# [Dataset rows]
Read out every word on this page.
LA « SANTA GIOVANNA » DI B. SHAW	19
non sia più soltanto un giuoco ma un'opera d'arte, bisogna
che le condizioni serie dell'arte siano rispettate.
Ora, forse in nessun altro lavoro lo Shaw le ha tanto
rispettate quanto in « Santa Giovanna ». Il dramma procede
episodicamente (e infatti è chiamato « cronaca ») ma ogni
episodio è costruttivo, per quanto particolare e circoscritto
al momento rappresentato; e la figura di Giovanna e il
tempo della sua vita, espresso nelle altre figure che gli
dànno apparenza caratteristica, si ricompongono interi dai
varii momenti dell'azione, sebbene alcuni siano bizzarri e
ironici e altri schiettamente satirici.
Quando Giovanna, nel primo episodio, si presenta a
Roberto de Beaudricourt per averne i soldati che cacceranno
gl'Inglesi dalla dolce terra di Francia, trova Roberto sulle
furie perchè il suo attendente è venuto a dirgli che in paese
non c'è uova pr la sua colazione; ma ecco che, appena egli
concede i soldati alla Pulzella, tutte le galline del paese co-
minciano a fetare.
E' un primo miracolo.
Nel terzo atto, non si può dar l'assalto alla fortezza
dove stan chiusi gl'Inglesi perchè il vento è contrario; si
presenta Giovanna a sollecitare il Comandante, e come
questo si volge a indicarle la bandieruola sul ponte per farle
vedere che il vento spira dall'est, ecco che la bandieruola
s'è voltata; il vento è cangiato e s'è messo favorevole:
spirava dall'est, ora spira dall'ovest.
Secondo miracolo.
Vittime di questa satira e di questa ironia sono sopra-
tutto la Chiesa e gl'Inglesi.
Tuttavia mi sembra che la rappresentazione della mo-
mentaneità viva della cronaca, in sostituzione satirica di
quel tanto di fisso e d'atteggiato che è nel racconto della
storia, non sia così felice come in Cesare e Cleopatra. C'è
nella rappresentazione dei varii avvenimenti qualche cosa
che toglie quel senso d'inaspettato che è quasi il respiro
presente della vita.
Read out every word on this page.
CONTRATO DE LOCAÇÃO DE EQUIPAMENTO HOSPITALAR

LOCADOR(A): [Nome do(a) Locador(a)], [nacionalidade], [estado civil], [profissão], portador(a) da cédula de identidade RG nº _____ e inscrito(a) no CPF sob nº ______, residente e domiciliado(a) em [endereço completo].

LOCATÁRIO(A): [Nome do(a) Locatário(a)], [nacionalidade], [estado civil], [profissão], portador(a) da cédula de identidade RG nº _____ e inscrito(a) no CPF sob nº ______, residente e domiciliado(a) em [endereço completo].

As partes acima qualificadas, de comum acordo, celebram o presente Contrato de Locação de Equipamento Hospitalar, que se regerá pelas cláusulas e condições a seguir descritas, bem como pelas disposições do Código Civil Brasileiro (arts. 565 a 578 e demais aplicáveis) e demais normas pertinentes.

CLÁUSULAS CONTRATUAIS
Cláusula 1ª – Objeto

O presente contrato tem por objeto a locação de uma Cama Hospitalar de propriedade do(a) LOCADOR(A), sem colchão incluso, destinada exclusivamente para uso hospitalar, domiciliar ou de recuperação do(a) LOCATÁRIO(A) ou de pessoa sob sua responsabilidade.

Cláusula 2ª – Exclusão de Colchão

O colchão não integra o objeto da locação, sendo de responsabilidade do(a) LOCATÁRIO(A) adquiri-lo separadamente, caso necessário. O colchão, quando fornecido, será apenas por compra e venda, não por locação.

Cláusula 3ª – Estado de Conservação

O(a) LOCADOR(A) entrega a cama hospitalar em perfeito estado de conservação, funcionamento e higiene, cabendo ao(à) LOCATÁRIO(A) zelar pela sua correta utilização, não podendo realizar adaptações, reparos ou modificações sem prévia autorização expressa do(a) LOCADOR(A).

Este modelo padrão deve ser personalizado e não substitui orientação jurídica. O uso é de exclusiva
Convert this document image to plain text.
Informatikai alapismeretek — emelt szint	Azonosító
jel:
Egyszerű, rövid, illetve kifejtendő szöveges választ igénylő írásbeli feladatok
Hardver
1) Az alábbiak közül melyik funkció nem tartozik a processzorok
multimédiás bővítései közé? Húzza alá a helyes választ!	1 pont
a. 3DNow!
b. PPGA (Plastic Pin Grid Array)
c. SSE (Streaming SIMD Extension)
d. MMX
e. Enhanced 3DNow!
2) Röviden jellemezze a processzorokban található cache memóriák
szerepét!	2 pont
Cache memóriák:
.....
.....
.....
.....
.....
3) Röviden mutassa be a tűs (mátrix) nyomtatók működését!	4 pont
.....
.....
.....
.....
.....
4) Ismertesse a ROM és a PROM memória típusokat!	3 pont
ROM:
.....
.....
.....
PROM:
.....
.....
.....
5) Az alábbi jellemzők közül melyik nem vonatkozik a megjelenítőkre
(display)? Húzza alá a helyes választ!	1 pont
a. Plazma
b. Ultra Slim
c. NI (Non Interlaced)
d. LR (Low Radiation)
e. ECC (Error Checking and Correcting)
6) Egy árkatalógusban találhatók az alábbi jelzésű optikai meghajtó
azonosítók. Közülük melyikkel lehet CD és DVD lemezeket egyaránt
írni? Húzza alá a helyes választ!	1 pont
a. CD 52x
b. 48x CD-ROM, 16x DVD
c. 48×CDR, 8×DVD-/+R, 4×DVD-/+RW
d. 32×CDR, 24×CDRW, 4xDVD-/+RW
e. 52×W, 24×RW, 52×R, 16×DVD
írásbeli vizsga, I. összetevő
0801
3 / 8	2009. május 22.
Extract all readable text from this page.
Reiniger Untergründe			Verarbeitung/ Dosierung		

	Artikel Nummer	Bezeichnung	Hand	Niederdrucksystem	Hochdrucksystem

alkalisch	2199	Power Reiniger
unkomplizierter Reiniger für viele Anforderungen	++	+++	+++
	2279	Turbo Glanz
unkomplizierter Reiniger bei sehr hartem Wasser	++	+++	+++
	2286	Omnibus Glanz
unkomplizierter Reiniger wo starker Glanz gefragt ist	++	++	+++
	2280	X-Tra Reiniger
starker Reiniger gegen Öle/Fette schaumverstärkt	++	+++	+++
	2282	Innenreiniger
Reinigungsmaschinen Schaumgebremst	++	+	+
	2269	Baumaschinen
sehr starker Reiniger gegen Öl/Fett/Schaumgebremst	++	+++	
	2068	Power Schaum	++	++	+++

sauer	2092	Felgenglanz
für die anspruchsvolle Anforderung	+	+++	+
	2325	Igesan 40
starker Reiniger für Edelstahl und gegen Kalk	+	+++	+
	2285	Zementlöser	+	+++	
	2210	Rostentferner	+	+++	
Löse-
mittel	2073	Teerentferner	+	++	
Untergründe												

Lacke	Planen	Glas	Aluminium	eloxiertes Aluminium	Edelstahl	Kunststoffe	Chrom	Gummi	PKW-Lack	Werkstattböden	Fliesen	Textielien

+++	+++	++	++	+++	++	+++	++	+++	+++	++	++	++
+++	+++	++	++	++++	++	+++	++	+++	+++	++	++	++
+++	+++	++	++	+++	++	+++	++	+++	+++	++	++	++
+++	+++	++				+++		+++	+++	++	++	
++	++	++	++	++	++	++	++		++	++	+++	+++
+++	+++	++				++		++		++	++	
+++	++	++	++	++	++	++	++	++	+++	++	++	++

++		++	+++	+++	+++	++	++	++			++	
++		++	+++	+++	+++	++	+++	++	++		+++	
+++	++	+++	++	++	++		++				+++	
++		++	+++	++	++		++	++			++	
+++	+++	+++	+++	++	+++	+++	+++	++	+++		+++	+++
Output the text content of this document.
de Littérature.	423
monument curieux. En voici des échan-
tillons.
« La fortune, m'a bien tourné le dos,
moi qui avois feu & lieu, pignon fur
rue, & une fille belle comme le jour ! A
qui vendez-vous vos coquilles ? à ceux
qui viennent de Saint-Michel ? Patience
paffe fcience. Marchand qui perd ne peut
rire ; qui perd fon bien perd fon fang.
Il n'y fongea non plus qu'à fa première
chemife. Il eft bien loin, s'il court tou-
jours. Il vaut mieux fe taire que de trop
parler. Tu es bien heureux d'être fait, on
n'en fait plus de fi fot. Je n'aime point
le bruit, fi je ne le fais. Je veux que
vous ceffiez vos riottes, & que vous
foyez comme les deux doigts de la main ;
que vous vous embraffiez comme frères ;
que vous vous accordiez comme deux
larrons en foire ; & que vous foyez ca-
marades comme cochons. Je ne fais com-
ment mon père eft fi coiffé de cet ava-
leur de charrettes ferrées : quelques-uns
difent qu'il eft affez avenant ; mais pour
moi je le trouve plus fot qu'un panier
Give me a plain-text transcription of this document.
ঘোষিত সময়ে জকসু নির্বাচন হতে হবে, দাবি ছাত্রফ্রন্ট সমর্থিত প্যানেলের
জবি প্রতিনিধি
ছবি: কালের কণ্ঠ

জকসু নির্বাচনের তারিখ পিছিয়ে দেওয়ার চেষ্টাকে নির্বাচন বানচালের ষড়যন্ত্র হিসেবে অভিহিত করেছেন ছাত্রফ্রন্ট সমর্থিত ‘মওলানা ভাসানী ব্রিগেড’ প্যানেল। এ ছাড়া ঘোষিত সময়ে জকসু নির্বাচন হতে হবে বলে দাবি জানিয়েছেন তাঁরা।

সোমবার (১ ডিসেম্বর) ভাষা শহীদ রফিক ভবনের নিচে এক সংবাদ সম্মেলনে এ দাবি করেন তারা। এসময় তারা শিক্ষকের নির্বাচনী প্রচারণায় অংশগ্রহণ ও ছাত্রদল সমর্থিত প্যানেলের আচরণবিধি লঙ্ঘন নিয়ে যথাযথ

# [Aim of the task]
Pull out all lines containing "siano".

# [Correct output]
che le condizioni serie dell'arte siano rispettate.
varii momenti dell'azione, sebbene alcuni siano bizzarri e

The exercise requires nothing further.